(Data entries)
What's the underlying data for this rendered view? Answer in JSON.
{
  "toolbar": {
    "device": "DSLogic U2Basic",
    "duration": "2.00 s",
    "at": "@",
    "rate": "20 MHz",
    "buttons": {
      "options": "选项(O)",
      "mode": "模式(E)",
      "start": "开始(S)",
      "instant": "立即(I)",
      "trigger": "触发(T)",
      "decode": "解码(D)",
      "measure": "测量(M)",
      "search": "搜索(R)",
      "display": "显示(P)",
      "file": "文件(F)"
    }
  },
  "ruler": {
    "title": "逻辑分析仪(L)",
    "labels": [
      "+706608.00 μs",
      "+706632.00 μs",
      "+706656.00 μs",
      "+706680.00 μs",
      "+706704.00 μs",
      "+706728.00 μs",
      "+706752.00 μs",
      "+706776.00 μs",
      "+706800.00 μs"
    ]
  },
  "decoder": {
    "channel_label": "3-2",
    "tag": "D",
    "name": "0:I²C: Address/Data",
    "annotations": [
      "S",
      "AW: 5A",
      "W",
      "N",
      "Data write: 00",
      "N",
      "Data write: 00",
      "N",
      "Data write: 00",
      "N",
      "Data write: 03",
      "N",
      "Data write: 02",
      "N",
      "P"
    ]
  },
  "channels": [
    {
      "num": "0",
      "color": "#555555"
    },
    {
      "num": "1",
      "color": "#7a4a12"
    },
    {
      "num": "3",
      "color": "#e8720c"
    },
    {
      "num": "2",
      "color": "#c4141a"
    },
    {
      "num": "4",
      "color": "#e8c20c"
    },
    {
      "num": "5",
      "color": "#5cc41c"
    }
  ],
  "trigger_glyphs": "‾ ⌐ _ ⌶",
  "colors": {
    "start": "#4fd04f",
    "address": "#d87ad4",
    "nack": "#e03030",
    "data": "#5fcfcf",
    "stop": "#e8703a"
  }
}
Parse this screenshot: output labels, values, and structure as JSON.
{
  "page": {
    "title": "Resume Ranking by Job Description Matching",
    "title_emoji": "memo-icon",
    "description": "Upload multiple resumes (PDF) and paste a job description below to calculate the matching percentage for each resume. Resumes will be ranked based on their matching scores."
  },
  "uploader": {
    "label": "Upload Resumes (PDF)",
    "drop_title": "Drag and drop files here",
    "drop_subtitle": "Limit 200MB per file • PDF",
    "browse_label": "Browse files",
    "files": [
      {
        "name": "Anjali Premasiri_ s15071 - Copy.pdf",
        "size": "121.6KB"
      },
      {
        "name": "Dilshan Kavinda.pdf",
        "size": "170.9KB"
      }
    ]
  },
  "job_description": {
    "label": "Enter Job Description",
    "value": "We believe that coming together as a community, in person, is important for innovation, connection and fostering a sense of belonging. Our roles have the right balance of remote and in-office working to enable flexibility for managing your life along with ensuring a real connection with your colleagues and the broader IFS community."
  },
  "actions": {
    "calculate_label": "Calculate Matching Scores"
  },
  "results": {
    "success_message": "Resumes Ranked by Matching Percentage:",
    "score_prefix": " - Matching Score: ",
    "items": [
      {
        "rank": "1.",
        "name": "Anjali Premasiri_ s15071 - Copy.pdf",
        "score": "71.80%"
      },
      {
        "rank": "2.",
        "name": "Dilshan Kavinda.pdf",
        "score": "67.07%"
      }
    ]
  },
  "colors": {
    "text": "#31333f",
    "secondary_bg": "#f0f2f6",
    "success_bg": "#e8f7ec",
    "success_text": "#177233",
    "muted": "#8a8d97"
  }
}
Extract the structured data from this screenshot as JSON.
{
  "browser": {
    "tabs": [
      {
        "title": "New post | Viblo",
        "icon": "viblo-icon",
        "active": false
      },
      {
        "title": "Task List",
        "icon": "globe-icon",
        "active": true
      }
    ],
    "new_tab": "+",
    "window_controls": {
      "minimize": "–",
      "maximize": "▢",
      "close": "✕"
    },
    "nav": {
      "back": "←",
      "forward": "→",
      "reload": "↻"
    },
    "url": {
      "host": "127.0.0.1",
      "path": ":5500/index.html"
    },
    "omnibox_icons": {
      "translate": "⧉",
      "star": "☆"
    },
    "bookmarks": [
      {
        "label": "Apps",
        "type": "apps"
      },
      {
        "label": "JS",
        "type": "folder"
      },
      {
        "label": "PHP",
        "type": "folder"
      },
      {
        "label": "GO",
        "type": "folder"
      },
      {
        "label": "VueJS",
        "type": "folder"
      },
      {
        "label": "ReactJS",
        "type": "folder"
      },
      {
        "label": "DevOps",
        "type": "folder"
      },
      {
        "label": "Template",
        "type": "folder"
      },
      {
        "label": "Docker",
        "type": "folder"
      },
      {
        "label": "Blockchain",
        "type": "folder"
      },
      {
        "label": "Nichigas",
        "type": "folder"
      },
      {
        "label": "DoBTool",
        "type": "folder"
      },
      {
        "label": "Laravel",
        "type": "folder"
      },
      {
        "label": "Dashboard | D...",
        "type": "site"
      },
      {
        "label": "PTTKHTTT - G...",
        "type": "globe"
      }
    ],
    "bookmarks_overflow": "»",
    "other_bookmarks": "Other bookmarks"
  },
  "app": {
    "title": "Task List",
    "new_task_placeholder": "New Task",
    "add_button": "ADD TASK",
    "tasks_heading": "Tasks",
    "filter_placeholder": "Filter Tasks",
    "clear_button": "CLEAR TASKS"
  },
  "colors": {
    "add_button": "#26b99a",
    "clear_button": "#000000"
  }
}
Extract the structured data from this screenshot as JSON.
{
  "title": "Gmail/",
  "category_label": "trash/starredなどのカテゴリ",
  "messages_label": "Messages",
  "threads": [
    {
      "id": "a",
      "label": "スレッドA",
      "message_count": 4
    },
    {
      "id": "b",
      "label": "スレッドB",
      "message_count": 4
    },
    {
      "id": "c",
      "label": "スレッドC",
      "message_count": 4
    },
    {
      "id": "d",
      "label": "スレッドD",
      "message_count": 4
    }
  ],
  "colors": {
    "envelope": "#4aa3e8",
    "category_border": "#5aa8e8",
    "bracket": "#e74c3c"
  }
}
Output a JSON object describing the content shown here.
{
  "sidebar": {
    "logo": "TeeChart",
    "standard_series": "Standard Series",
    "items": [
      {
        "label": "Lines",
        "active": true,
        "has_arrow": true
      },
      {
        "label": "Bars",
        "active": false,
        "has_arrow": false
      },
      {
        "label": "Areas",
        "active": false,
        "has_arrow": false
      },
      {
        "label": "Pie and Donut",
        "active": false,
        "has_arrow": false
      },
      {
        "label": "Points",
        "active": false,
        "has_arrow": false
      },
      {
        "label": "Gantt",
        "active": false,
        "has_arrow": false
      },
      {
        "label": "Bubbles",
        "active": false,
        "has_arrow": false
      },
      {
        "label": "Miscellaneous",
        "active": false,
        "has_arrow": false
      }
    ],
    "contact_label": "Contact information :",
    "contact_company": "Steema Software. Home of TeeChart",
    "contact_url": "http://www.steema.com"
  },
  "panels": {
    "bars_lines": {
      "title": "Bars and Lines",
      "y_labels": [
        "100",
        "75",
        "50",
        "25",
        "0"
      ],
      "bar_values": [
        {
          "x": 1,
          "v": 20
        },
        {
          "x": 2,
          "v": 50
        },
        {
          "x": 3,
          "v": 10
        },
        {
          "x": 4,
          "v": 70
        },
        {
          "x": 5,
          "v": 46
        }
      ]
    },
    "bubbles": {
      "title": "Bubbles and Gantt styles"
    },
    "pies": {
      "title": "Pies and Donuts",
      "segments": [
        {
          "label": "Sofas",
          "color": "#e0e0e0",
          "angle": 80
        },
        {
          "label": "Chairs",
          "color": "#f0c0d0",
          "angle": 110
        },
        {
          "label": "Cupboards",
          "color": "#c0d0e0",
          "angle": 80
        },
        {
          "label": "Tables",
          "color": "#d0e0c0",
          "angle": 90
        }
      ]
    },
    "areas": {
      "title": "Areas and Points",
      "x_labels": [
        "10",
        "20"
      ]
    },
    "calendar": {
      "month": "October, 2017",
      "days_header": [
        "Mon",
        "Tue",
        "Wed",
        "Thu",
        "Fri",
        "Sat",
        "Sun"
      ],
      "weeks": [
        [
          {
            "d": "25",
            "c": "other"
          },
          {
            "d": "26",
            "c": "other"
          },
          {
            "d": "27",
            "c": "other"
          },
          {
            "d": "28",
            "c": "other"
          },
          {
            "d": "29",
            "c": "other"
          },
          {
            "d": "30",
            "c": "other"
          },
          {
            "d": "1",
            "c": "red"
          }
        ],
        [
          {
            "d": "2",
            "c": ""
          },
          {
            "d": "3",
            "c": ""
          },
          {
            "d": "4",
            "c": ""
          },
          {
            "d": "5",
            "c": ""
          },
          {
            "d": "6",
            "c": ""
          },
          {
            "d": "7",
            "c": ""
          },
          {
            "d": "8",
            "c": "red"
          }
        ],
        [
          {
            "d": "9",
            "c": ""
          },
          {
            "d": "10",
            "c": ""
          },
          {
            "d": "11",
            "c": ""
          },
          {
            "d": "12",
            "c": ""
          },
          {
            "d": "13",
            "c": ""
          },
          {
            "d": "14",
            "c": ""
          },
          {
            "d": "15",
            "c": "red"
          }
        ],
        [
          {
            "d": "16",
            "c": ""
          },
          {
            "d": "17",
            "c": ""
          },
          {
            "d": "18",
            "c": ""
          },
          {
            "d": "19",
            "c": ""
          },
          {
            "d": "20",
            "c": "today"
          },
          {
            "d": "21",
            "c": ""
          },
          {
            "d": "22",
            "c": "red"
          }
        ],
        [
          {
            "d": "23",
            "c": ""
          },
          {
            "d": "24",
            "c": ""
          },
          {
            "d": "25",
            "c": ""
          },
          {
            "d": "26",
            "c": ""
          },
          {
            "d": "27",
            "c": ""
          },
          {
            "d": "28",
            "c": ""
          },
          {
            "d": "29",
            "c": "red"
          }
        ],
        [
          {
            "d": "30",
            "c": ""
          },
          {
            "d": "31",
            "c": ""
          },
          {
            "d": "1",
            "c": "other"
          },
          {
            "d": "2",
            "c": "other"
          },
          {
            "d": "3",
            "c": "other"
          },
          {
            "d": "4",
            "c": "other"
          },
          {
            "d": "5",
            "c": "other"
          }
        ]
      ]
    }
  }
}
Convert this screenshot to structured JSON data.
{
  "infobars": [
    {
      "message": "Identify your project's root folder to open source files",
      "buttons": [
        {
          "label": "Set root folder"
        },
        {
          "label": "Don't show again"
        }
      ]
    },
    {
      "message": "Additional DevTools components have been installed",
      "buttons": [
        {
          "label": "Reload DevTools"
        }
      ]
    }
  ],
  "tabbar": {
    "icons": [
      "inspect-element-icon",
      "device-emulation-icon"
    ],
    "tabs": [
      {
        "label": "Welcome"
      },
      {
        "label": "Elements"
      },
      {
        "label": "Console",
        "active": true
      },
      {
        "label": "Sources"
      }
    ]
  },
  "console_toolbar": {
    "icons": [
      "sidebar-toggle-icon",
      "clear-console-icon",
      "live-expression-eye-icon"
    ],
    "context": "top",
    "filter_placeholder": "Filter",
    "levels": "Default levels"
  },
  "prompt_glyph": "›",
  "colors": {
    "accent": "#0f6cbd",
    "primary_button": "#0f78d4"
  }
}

DIRECTIVE | From the data above, show each line that contains "Gantt".

THE RESULT |
        "label": "Gantt",
      "title": "Bubbles and Gantt styles"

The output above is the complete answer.